■ Aim
Go through the records line by line and work out how many lines hold the word "SRMTID". Answer with the number only.

[Items from a data source]
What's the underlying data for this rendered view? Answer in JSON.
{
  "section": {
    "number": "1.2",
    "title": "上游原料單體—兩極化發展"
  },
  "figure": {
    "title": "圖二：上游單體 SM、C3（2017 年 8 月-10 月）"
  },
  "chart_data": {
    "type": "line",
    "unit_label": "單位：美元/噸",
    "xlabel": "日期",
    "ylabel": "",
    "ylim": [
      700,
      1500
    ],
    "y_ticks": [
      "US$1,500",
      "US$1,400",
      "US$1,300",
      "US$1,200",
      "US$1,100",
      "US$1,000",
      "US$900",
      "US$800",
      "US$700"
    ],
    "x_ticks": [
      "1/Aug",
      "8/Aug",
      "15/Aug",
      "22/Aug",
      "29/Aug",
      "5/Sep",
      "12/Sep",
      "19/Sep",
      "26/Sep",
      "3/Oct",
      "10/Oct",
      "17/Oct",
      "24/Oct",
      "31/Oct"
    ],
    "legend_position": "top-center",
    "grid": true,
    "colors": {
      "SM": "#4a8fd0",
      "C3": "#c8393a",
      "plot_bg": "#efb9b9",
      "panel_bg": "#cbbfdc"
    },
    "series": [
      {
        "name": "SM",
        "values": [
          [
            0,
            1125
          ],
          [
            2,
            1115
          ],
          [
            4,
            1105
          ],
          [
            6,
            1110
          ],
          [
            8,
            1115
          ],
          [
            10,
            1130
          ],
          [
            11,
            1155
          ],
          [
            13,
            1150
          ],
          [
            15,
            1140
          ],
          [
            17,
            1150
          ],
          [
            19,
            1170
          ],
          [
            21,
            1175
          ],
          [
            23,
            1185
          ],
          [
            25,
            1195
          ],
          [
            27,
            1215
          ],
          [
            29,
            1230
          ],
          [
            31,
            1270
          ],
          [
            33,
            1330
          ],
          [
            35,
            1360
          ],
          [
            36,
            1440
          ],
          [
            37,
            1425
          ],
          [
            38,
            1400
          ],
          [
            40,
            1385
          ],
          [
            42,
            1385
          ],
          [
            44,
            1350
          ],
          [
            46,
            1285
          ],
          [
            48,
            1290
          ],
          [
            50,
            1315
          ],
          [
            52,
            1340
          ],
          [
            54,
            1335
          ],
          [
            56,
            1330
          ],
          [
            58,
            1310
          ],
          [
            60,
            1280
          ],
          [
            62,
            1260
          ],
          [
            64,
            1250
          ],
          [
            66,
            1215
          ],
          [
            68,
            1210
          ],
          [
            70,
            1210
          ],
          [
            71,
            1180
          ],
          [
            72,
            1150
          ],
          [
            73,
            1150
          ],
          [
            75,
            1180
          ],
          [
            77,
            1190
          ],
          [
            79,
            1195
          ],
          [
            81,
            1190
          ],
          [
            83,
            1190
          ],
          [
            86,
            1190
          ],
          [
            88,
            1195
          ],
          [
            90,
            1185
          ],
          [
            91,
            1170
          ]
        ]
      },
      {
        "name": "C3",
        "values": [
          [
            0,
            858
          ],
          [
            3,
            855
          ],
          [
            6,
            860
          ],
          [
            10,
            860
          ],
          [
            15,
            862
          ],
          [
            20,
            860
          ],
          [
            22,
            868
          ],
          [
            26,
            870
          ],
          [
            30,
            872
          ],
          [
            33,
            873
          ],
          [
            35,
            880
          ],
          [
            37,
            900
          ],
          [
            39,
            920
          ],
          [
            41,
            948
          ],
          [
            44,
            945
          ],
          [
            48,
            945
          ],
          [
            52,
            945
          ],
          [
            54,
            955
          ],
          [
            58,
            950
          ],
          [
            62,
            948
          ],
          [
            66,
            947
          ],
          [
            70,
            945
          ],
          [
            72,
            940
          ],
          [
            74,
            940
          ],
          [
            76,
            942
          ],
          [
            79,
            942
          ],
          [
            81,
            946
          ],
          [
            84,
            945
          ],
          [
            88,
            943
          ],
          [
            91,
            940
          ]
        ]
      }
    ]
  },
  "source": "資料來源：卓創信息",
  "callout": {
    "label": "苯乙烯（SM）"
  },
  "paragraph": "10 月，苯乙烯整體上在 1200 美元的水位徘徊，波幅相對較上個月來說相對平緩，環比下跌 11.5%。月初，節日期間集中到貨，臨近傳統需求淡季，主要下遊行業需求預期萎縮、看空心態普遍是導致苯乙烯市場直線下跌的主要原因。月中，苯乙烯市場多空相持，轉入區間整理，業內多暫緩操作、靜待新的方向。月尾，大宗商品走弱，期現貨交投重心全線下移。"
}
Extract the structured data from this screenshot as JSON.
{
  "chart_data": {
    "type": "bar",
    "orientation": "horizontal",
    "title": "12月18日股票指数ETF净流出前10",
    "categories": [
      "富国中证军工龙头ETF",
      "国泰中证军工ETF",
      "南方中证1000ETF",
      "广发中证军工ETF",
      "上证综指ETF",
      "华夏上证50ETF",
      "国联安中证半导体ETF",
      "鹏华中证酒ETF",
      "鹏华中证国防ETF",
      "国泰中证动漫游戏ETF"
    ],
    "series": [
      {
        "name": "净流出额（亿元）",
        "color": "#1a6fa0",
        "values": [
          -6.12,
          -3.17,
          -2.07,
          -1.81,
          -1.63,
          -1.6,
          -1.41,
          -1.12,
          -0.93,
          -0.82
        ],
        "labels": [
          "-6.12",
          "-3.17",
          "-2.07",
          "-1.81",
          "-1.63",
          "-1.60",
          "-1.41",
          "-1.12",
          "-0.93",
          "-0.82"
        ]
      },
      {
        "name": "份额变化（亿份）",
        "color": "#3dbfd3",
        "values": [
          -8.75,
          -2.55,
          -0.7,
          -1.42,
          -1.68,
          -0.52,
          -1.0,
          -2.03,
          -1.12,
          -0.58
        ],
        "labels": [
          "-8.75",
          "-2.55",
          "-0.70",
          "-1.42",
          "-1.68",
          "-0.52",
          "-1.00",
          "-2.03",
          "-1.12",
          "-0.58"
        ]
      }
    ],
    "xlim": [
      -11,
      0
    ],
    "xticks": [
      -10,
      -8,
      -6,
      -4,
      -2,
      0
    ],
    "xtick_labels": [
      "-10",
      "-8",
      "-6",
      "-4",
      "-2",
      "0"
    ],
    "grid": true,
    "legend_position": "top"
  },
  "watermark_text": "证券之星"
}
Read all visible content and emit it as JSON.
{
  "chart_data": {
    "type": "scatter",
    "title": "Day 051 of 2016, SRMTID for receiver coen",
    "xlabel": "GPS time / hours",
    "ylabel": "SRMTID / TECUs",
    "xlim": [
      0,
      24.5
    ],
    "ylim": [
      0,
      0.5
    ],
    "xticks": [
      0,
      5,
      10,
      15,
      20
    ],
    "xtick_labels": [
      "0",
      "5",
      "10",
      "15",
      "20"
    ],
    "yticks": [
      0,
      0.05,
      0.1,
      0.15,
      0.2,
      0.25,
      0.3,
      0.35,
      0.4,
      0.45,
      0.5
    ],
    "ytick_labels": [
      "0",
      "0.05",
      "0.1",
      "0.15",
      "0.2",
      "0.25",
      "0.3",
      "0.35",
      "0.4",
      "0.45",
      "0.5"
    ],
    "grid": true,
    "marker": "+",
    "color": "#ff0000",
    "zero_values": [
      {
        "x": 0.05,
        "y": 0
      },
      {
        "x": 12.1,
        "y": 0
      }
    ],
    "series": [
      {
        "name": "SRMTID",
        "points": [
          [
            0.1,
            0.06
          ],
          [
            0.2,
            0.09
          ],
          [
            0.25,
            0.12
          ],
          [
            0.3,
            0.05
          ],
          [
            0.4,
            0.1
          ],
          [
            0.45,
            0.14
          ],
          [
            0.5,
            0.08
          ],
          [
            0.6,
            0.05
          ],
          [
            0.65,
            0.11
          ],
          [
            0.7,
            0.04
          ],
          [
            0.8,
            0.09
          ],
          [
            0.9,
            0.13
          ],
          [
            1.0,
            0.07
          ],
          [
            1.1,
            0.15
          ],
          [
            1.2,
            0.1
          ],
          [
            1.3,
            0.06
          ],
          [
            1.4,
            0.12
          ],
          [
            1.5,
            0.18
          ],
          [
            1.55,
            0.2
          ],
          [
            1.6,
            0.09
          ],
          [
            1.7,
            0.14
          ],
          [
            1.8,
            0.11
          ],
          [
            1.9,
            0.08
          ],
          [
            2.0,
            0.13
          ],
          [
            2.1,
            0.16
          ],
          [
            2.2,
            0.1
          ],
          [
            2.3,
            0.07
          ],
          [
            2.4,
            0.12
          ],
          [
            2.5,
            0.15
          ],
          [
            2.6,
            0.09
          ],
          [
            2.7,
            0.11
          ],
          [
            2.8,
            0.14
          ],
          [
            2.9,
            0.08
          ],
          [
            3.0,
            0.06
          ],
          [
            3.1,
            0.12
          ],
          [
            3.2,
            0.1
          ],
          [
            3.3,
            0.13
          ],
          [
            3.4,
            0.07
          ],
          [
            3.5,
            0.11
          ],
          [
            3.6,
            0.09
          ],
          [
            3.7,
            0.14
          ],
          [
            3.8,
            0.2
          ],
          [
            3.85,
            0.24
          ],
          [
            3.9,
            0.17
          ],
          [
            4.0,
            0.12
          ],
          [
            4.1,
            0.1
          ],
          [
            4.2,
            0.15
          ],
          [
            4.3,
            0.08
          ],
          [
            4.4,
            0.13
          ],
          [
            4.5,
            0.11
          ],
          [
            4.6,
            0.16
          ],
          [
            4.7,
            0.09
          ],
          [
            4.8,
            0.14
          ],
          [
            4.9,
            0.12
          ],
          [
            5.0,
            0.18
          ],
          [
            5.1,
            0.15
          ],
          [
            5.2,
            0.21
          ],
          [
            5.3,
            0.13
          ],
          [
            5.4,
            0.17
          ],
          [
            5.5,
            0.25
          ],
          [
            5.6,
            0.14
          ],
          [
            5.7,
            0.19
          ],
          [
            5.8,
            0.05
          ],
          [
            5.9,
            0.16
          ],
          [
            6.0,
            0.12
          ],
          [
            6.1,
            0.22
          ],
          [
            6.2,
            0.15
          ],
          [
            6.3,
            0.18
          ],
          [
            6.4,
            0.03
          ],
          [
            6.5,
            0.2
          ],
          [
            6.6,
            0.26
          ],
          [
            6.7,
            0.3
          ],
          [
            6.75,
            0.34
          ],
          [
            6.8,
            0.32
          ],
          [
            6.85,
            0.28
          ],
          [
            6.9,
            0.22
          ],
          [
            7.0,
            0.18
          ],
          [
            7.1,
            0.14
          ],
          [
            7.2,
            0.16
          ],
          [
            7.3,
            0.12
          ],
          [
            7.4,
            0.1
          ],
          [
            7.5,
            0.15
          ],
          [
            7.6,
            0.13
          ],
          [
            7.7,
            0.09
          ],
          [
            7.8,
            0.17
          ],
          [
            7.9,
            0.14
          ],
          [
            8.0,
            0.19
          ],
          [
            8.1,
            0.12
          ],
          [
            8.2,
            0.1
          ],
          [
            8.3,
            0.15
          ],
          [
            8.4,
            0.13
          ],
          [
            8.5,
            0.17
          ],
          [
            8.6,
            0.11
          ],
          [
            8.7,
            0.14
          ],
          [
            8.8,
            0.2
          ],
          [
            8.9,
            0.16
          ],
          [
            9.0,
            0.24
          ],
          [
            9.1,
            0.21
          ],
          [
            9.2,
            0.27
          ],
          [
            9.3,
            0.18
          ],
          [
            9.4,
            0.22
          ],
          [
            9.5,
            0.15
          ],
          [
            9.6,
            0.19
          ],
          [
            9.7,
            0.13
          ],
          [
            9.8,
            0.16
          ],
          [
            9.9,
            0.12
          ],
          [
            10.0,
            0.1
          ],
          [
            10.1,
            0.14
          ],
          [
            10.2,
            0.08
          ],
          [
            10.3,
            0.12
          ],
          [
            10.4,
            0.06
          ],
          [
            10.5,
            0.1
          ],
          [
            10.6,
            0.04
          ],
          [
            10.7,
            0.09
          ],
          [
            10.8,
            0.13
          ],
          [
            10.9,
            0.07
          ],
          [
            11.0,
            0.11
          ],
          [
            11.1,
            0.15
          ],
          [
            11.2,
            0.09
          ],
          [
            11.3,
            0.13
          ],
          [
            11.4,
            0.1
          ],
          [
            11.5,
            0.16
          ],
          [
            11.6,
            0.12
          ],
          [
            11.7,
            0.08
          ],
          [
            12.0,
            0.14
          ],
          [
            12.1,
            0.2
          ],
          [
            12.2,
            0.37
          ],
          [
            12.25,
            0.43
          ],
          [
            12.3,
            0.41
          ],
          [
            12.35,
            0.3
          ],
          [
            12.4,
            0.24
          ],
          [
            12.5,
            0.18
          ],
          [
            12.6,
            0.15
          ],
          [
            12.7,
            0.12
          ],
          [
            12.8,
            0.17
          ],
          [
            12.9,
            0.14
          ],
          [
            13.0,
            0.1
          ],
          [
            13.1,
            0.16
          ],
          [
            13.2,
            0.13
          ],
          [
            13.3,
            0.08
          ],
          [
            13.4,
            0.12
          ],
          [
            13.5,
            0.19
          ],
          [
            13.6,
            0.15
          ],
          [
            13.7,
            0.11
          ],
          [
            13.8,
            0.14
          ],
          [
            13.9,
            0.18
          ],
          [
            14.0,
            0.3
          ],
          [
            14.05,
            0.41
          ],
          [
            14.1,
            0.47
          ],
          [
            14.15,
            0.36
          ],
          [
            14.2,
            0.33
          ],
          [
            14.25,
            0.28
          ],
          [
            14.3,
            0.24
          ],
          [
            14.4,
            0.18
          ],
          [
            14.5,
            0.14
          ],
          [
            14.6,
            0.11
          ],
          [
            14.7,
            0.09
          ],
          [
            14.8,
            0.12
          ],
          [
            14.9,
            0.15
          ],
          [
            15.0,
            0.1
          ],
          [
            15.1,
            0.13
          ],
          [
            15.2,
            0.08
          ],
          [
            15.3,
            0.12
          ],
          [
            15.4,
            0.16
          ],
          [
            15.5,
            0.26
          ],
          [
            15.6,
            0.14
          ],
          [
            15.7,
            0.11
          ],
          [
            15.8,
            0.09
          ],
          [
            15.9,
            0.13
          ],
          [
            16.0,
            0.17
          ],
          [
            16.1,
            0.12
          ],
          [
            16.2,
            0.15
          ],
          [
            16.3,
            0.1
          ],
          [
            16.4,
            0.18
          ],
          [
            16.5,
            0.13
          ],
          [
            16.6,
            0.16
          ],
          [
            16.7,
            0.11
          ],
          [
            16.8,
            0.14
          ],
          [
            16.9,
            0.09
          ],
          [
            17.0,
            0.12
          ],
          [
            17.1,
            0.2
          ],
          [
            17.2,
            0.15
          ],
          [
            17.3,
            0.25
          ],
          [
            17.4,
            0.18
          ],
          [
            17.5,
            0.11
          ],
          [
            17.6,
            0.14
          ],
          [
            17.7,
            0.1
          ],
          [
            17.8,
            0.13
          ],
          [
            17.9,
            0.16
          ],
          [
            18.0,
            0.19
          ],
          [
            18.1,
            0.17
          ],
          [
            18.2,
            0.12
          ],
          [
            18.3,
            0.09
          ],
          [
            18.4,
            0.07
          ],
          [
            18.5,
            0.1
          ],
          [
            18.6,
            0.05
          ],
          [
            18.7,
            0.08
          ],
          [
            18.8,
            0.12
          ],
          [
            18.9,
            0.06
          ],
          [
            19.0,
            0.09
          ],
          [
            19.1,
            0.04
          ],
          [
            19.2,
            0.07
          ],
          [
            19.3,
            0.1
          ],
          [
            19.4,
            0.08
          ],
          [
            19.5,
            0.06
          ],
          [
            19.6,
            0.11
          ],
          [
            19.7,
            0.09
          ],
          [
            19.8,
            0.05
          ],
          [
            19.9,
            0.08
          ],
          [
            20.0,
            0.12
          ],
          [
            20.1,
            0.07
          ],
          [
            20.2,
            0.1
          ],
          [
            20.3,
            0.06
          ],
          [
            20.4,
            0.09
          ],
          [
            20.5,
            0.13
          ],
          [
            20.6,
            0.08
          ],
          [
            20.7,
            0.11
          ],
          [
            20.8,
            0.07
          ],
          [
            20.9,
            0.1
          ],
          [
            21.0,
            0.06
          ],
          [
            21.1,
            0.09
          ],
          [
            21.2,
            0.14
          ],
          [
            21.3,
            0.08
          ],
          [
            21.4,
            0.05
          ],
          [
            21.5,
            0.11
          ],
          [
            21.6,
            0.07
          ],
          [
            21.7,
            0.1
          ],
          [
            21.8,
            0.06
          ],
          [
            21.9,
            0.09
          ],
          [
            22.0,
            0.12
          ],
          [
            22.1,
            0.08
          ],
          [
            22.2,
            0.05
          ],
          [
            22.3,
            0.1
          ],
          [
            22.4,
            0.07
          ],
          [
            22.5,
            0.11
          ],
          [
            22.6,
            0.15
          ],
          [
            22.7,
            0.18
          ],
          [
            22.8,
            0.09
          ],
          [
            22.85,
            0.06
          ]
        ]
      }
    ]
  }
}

■ Response to this exercise
3